**Dataset items:**
_ _ _

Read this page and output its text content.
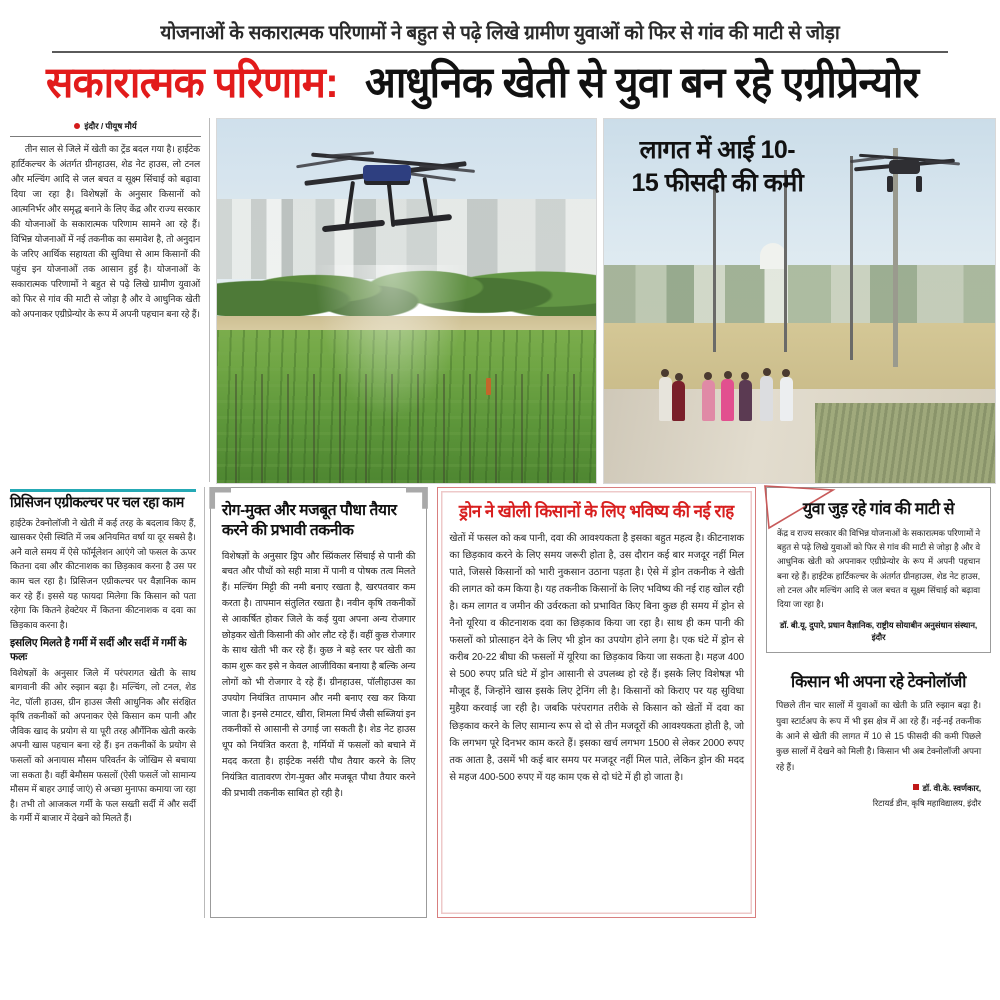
योजनाओं के सकारात्मक परिणामों ने बहुत से पढ़े लिखे ग्रामीण युवाओं को फिर से गांव की माटी से जोड़ा
सकारात्मक परिणाम: आधुनिक खेती से युवा बन रहे एग्रीप्रेन्योर
इंदौर / पीयूष मौर्य
तीन साल से जिले में खेती का ट्रेंड बदल गया है। हाईटेक हार्टिकल्चर के अंतर्गत ग्रीनहाउस, शेड नेट हाउस, लो टनल और मल्चिंग आदि से जल बचत व सूक्ष्म सिंचाई को बढ़ावा दिया जा रहा है। विशेषज्ञों के अनुसार किसानों को आत्मनिर्भर और समृद्ध बनाने के लिए केंद्र और राज्य सरकार की योजनाओं के सकारात्मक परिणाम सामने आ रहे हैं। विभिन्न योजनाओं में नई तकनीक का समावेश है, तो अनुदान के जरिए आर्थिक सहायता की सुविधा से आम किसानों की पहुंच इन योजनाओं तक आसान हुई है। योजनाओं के सकारात्मक परिणामों ने बहुत से पढ़े लिखे ग्रामीण युवाओं को फिर से गांव की माटी से जोड़ा है और वे आधुनिक खेती को अपनाकर एग्रीप्रेन्योर के रूप में अपनी पहचान बना रहे हैं।
लागत में आई 10-15 फीसदी की कमी
प्रिसिजन एग्रीकल्चर पर चल रहा काम
हाईटेक टेक्नोलॉजी ने खेती में कई तरह के बदलाव किए हैं, खासकर ऐसी स्थिति में जब अनियमित वर्षा या दूर सबसे है। अनेे वाले समय में ऐसे फॉर्मूलेशन आएंगे जो फसल के ऊपर कितना दवा और कीटनाशक का छिड़काव करना है उस पर काम चल रहा है। प्रिसिजन एग्रीकल्चर पर वैज्ञानिक काम कर रहे हैं। इससे यह फायदा मिलेगा कि किसान को पता रहेगा कि कितने हेक्टेयर में कितना कीटनाशक व दवा का छिड़काव करना है।
इसलिए मिलते है गर्मी में सर्दी और सर्दी में गर्मी के फलः
विशेषज्ञों के अनुसार जिले में परंपरागत खेती के साथ बागवानी की ओर रुझान बढ़ा है। मल्चिंग, लो टनल, शेड नेट, पॉली हाउस, ग्रीन हाउस जैसी आधुनिक और संरक्षित कृषि तकनीकों को अपनाकर ऐसे किसान कम पानी और जैविक खाद के प्रयोग से या पूरी तरह और्गेनिक खेती करके अपनी खास पहचान बना रहे हैं। इन तकनीकों के प्रयोग से फसलों को अनायास मौसम परिवर्तन के जोखिम से बचाया जा सकता है। वहीं बेमौसम फसलों (ऐसी फसलें जो सामान्य मौसम में बाहर उगाई जाएं) से अच्छा मुनाफा कमाया जा रहा है। तभी तो आजकल गर्मी के फल सख्ती सर्दी में और सर्दी के गर्मी में बाजार में देखने को मिलते हैं।
रोग-मुक्त और मजबूत पौधा तैयार करने की प्रभावी तकनीक
विशेषज्ञों के अनुसार ड्रिप और स्प्रिंकलर सिंचाई से पानी की बचत और पौधों को सही मात्रा में पानी व पोषक तत्व मिलते हैं। मल्चिंग मिट्टी की नमी बनाए रखता है, खरपतवार कम करता है। तापमान संतुलित रखता है। नवीन कृषि तकनीकों से आकर्षित होकर जिले के कई युवा अपना अन्य रोजगार छोड़कर खेती किसानी की ओर लौट रहे हैं। वहीं कुछ रोजगार के साथ खेती भी कर रहे हैं। कुछ ने बड़े स्तर पर खेती का काम शुरू कर इसे न केवल आजीविका बनाया है बल्कि अन्य लोगों को भी रोजगार दे रहे हैं। ग्रीनहाउस, पॉलीहाउस का उपयोग नियंत्रित तापमान और नमी बनाए रख कर किया जाता है। इनसे टमाटर, खीरा, शिमला मिर्च जैसी सब्जियां इन तकनीकों से आसानी से उगाई जा सकती है। शेड नेट हाउस धूप को नियंत्रित करता है, गर्मियों में फसलों को बचाने में मदद करता है। हाईटेक नर्सरी पौध तैयार करने के लिए नियंत्रित वातावरण रोग-मुक्त और मजबूत पौधा तैयार करने की प्रभावी तकनीक साबित हो रही है।
ड्रोन ने खोली किसानों के लिए भविष्य की नई राह
खेतों में फसल को कब पानी, दवा की आवश्यकता है इसका बहुत महत्व है। कीटनाशक का छिड़काव करने के लिए समय जरूरी होता है, उस दौरान कई बार मजदूर नहीं मिल पाते, जिससे किसानों को भारी नुकसान उठाना पड़ता है। ऐसे में ड्रोन तकनीक ने खेती की लागत को कम किया है। यह तकनीक किसानों के लिए भविष्य की नई राह खोल रही है। कम लागत व जमीन की उर्वरकता को प्रभावित किए बिना कुछ ही समय में ड्रोन से नैनो यूरिया व कीटनाशक दवा का छिड़काव किया जा रहा है। साथ ही कम पानी की फसलों को प्रोत्साहन देने के लिए भी ड्रोन का उपयोग होने लगा है। एक घंटे में ड्रोन से करीब 20-22 बीघा की फसलों में यूरिया का छिड़काव किया जा सकता है। महज 400 से 500 रुपए प्रति घंटे में ड्रोन आसानी से उपलब्ध हो रहे हैं। इसके लिए विशेषज्ञ भी मौजूद हैं, जिन्होंने खास इसके लिए ट्रेनिंग ली है। किसानों को किराए पर यह सुविधा मुहैया करवाई जा रही है। जबकि परंपरागत तरीके से किसान को खेतों में दवा का छिड़काव करने के लिए सामान्य रूप से दो से तीन मजदूरों की आवश्यकता होती है, जो कि लगभग पूरे दिनभर काम करते हैं। इसका खर्च लगभग 1500 से लेकर 2000 रुपए तक आता है, उसमें भी कई बार समय पर मजदूर नहीं मिल पाते, लेकिन ड्रोन की मदद से महज 400-500 रुपए में यह काम एक से दो घंटे में ही हो जाता है।
युवा जुड़ रहे गांव की माटी से
केंद्र व राज्य सरकार की विभिन्न योजनाओं के सकारात्मक परिणामों ने बहुत से पढ़े लिखे युवाओं को फिर से गांव की माटी से जोड़ा है और वे आधुनिक खेती को अपनाकर एग्रीप्रेन्योर के रूप में अपनी पहचान बना रहे हैं। हाईटेक हार्टिकल्चर के अंतर्गत ग्रीनहाउस, शेड नेट हाउस, लो टनल और मल्चिंग आदि से जल बचत व सूक्ष्म सिंचाई को बढ़ावा दिया जा रहा है।
डॉ. बी.यू. दुपारे, प्रधान वैज्ञानिक, राष्ट्रीय सोयाबीन अनुसंधान संस्थान, इंदौर
किसान भी अपना रहे टेक्नोलॉजी
पिछले तीन चार सालों में युवाओं का खेती के प्रति रुझान बढ़ा है। युवा स्टार्टअप के रूप में भी इस क्षेत्र में आ रहे हैं। नई-नई तकनीक के आने से खेती की लागत में 10 से 15 फीसदी की कमी पिछले कुछ सालों में देखने को मिली है। किसान भी अब टेक्नोलॉजी अपना रहे हैं।
डॉ. वी.के. स्वर्णकार,
रिटायर्ड डीन, कृषि महाविद्यालय, इंदौर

_ _ _

**Prompt:** Without the pictures, restate each entry exactly.

**Reply:**
Read this page and output its text content.
योजनाओं के सकारात्मक परिणामों ने बहुत से पढ़े लिखे ग्रामीण युवाओं को फिर से गांव की माटी से जोड़ा
सकारात्मक परिणाम: आधुनिक खेती से युवा बन रहे एग्रीप्रेन्योर
इंदौर / पीयूष मौर्य
तीन साल से जिले में खेती का ट्रेंड बदल गया है। हाईटेक हार्टिकल्चर के अंतर्गत ग्रीनहाउस, शेड नेट हाउस, लो टनल और मल्चिंग आदि से जल बचत व सूक्ष्म सिंचाई को बढ़ावा दिया जा रहा है। विशेषज्ञों के अनुसार किसानों को आत्मनिर्भर और समृद्ध बनाने के लिए केंद्र और राज्य सरकार की योजनाओं के सकारात्मक परिणाम सामने आ रहे हैं। विभिन्न योजनाओं में नई तकनीक का समावेश है, तो अनुदान के जरिए आर्थिक सहायता की सुविधा से आम किसानों की पहुंच इन योजनाओं तक आसान हुई है। योजनाओं के सकारात्मक परिणामों ने बहुत से पढ़े लिखे ग्रामीण युवाओं को फिर से गांव की माटी से जोड़ा है और वे आधुनिक खेती को अपनाकर एग्रीप्रेन्योर के रूप में अपनी पहचान बना रहे हैं।
लागत में आई 10-15 फीसदी की कमी
प्रिसिजन एग्रीकल्चर पर चल रहा काम
हाईटेक टेक्नोलॉजी ने खेती में कई तरह के बदलाव किए हैं, खासकर ऐसी स्थिति में जब अनियमित वर्षा या दूर सबसे है। अनेे वाले समय में ऐसे फॉर्मूलेशन आएंगे जो फसल के ऊपर कितना दवा और कीटनाशक का छिड़काव करना है उस पर काम चल रहा है। प्रिसिजन एग्रीकल्चर पर वैज्ञानिक काम कर रहे हैं। इससे यह फायदा मिलेगा कि किसान को पता रहेगा कि कितने हेक्टेयर में कितना कीटनाशक व दवा का छिड़काव करना है।
इसलिए मिलते है गर्मी में सर्दी और सर्दी में गर्मी के फलः
विशेषज्ञों के अनुसार जिले में परंपरागत खेती के साथ बागवानी की ओर रुझान बढ़ा है। मल्चिंग, लो टनल, शेड नेट, पॉली हाउस, ग्रीन हाउस जैसी आधुनिक और संरक्षित कृषि तकनीकों को अपनाकर ऐसे किसान कम पानी और जैविक खाद के प्रयोग से या पूरी तरह और्गेनिक खेती करके अपनी खास पहचान बना रहे हैं। इन तकनीकों के प्रयोग से फसलों को अनायास मौसम परिवर्तन के जोखिम से बचाया जा सकता है। वहीं बेमौसम फसलों (ऐसी फसलें जो सामान्य मौसम में बाहर उगाई जाएं) से अच्छा मुनाफा कमाया जा रहा है। तभी तो आजकल गर्मी के फल सख्ती सर्दी में और सर्दी के गर्मी में बाजार में देखने को मिलते हैं।
रोग-मुक्त और मजबूत पौधा तैयार करने की प्रभावी तकनीक
विशेषज्ञों के अनुसार ड्रिप और स्प्रिंकलर सिंचाई से पानी की बचत और पौधों को सही मात्रा में पानी व पोषक तत्व मिलते हैं। मल्चिंग मिट्टी की नमी बनाए रखता है, खरपतवार कम करता है। तापमान संतुलित रखता है। नवीन कृषि तकनीकों से आकर्षित होकर जिले के कई युवा अपना अन्य रोजगार छोड़कर खेती किसानी की ओर लौट रहे हैं। वहीं कुछ रोजगार के साथ खेती भी कर रहे हैं। कुछ ने बड़े स्तर पर खेती का काम शुरू कर इसे न केवल आजीविका बनाया है बल्कि अन्य लोगों को भी रोजगार दे रहे हैं। ग्रीनहाउस, पॉलीहाउस का उपयोग नियंत्रित तापमान और नमी बनाए रख कर किया जाता है। इनसे टमाटर, खीरा, शिमला मिर्च जैसी सब्जियां इन तकनीकों से आसानी से उगाई जा सकती है। शेड नेट हाउस धूप को नियंत्रित करता है, गर्मियों में फसलों को बचाने में मदद करता है। हाईटेक नर्सरी पौध तैयार करने के लिए नियंत्रित वातावरण रोग-मुक्त और मजबूत पौधा तैयार करने की प्रभावी तकनीक साबित हो रही है।
ड्रोन ने खोली किसानों के लिए भविष्य की नई राह
खेतों में फसल को कब पानी, दवा की आवश्यकता है इसका बहुत महत्व है। कीटनाशक का छिड़काव करने के लिए समय जरूरी होता है, उस दौरान कई बार मजदूर नहीं मिल पाते, जिससे किसानों को भारी नुकसान उठाना पड़ता है। ऐसे में ड्रोन तकनीक ने खेती की लागत को कम किया है। यह तकनीक किसानों के लिए भविष्य की नई राह खोल रही है। कम लागत व जमीन की उर्वरकता को प्रभावित किए बिना कुछ ही समय में ड्रोन से नैनो यूरिया व कीटनाशक दवा का छिड़काव किया जा रहा है। साथ ही कम पानी की फसलों को प्रोत्साहन देने के लिए भी ड्रोन का उपयोग होने लगा है। एक घंटे में ड्रोन से करीब 20-22 बीघा की फसलों में यूरिया का छिड़काव किया जा सकता है। महज 400 से 500 रुपए प्रति घंटे में ड्रोन आसानी से उपलब्ध हो रहे हैं। इसके लिए विशेषज्ञ भी मौजूद हैं, जिन्होंने खास इसके लिए ट्रेनिंग ली है। किसानों को किराए पर यह सुविधा मुहैया करवाई जा रही है। जबकि परंपरागत तरीके से किसान को खेतों में दवा का छिड़काव करने के लिए सामान्य रूप से दो से तीन मजदूरों की आवश्यकता होती है, जो कि लगभग पूरे दिनभर काम करते हैं। इसका खर्च लगभग 1500 से लेकर 2000 रुपए तक आता है, उसमें भी कई बार समय पर मजदूर नहीं मिल पाते, लेकिन ड्रोन की मदद से महज 400-500 रुपए में यह काम एक से दो घंटे में ही हो जाता है।
युवा जुड़ रहे गांव की माटी से
केंद्र व राज्य सरकार की विभिन्न योजनाओं के सकारात्मक परिणामों ने बहुत से पढ़े लिखे युवाओं को फिर से गांव की माटी से जोड़ा है और वे आधुनिक खेती को अपनाकर एग्रीप्रेन्योर के रूप में अपनी पहचान बना रहे हैं। हाईटेक हार्टिकल्चर के अंतर्गत ग्रीनहाउस, शेड नेट हाउस, लो टनल और मल्चिंग आदि से जल बचत व सूक्ष्म सिंचाई को बढ़ावा दिया जा रहा है।
डॉ. बी.यू. दुपारे, प्रधान वैज्ञानिक, राष्ट्रीय सोयाबीन अनुसंधान संस्थान, इंदौर
किसान भी अपना रहे टेक्नोलॉजी
पिछले तीन चार सालों में युवाओं का खेती के प्रति रुझान बढ़ा है। युवा स्टार्टअप के रूप में भी इस क्षेत्र में आ रहे हैं। नई-नई तकनीक के आने से खेती की लागत में 10 से 15 फीसदी की कमी पिछले कुछ सालों में देखने को मिली है। किसान भी अब टेक्नोलॉजी अपना रहे हैं।
डॉ. वी.के. स्वर्णकार,
रिटायर्ड डीन, कृषि महाविद्यालय, इंदौर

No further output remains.